TASK DIRECTIONS » Write out every line below that includes the word "their".

EXERCISE INPUTS »

━━━━━━━━━━━━━━━━━━━━

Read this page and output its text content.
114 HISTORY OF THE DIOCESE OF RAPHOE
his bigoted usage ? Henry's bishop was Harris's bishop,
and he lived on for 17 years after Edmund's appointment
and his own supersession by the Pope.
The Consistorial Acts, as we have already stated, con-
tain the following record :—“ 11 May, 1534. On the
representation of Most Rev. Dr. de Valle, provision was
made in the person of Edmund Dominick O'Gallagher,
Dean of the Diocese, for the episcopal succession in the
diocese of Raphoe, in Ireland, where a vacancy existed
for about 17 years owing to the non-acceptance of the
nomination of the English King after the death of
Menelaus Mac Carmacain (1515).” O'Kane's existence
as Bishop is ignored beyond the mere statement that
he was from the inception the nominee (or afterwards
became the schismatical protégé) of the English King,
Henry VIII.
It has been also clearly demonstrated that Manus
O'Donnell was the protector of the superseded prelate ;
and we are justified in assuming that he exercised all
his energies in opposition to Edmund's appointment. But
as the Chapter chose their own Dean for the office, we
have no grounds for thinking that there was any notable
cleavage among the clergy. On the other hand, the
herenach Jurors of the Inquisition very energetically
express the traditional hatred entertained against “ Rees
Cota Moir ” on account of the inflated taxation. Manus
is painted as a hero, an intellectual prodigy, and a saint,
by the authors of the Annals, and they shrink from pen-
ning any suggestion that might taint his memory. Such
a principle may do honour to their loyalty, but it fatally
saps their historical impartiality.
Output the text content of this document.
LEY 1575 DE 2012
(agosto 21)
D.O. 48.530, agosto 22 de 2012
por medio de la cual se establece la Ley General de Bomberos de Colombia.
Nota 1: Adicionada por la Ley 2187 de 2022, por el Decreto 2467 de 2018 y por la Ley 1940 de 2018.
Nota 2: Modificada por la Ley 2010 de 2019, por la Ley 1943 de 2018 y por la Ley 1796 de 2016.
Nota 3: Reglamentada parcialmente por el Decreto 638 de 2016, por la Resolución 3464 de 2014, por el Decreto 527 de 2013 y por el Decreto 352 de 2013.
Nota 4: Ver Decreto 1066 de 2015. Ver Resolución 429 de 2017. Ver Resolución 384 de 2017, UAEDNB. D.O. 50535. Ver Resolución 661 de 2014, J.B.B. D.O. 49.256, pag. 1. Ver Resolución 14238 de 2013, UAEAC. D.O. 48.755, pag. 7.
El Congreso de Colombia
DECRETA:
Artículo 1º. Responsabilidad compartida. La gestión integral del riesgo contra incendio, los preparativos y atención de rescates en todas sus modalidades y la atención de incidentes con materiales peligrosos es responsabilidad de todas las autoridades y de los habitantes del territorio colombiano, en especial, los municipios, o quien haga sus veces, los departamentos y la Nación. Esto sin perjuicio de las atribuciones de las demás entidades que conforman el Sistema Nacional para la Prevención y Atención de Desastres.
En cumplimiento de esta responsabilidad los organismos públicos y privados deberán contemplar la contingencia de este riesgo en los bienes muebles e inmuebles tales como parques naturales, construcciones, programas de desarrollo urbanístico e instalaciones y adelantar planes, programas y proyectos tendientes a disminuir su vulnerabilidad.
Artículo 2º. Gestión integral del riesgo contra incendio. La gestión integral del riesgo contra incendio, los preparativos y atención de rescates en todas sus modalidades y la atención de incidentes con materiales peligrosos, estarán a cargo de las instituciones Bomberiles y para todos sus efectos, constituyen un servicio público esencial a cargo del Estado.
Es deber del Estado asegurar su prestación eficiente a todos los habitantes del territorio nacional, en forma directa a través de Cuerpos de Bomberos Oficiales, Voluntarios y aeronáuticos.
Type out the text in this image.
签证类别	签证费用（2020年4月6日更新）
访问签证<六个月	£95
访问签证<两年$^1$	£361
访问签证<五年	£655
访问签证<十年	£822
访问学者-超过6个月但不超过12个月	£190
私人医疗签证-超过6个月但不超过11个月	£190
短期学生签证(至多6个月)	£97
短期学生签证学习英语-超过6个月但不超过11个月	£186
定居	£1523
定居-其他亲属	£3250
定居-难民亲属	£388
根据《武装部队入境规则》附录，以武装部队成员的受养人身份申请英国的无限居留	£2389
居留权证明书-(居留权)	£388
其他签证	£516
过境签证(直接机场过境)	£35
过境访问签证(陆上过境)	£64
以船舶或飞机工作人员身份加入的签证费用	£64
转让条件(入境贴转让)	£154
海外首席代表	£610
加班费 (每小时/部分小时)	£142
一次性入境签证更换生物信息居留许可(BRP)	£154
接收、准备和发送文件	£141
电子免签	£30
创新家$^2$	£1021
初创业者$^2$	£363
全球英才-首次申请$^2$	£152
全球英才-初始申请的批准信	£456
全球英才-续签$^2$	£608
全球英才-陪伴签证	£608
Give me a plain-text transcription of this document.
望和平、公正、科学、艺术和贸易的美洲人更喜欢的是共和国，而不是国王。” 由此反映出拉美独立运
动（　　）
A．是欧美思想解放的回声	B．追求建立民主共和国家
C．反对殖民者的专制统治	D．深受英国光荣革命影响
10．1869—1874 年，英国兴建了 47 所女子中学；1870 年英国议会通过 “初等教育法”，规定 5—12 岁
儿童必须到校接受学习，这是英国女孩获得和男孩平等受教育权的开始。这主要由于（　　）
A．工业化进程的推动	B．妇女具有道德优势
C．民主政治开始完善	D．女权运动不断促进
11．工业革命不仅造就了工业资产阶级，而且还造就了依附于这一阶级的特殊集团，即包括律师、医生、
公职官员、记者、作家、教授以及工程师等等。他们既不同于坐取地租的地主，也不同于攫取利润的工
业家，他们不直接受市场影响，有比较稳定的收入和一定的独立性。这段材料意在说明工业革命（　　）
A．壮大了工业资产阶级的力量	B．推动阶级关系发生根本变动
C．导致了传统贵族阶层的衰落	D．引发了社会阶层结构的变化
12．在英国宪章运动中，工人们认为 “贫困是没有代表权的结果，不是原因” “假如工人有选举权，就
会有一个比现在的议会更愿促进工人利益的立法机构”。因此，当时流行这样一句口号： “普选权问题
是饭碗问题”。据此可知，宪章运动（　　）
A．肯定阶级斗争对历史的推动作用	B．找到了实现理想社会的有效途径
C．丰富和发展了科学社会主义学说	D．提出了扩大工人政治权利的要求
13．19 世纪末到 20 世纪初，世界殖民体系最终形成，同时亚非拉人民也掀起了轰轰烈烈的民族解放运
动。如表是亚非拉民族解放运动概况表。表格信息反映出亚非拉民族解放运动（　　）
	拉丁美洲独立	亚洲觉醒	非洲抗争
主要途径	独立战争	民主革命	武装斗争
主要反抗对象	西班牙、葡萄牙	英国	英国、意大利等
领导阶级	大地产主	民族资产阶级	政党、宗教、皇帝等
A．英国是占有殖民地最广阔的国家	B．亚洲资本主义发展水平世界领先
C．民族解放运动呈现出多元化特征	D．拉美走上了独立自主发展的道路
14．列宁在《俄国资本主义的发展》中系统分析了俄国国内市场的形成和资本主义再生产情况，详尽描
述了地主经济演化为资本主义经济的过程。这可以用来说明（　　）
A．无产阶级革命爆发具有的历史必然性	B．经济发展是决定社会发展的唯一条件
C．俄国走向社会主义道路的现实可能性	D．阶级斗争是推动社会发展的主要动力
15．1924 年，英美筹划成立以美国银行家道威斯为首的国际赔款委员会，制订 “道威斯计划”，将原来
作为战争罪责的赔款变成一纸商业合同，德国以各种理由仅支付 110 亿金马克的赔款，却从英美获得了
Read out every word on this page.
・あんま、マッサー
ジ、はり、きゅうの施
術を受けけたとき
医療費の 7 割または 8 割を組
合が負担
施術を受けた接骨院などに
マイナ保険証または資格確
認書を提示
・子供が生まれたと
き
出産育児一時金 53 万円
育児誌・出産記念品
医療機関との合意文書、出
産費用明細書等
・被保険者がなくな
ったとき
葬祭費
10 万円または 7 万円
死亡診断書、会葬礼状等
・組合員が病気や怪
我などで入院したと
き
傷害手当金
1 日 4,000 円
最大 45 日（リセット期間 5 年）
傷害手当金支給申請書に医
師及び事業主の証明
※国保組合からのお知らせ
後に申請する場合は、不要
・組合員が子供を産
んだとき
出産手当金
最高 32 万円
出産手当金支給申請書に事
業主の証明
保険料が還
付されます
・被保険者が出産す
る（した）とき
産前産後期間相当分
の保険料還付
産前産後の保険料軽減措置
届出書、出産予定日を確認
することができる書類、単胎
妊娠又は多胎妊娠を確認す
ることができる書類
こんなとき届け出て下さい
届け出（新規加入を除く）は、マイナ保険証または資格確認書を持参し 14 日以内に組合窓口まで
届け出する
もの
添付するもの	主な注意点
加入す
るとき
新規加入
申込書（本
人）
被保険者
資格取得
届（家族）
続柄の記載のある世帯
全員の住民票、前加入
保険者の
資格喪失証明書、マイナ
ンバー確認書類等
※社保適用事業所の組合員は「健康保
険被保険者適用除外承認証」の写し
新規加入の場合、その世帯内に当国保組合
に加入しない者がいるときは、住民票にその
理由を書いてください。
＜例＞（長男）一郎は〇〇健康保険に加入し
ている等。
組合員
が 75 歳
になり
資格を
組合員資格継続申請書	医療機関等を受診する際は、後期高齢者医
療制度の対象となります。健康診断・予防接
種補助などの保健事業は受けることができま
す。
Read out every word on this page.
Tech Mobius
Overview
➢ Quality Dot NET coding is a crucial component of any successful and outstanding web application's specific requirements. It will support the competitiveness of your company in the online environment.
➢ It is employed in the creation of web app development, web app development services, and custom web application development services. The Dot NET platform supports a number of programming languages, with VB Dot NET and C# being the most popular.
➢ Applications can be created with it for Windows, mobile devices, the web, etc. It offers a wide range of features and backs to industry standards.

━━━━━━━━━━━━━━━━━━━━

WORKED SOLUTION »
as the Chapter chose their own Dean for the office, we
a principle may do honour to their loyalty, but it fatally
saps their historical impartiality.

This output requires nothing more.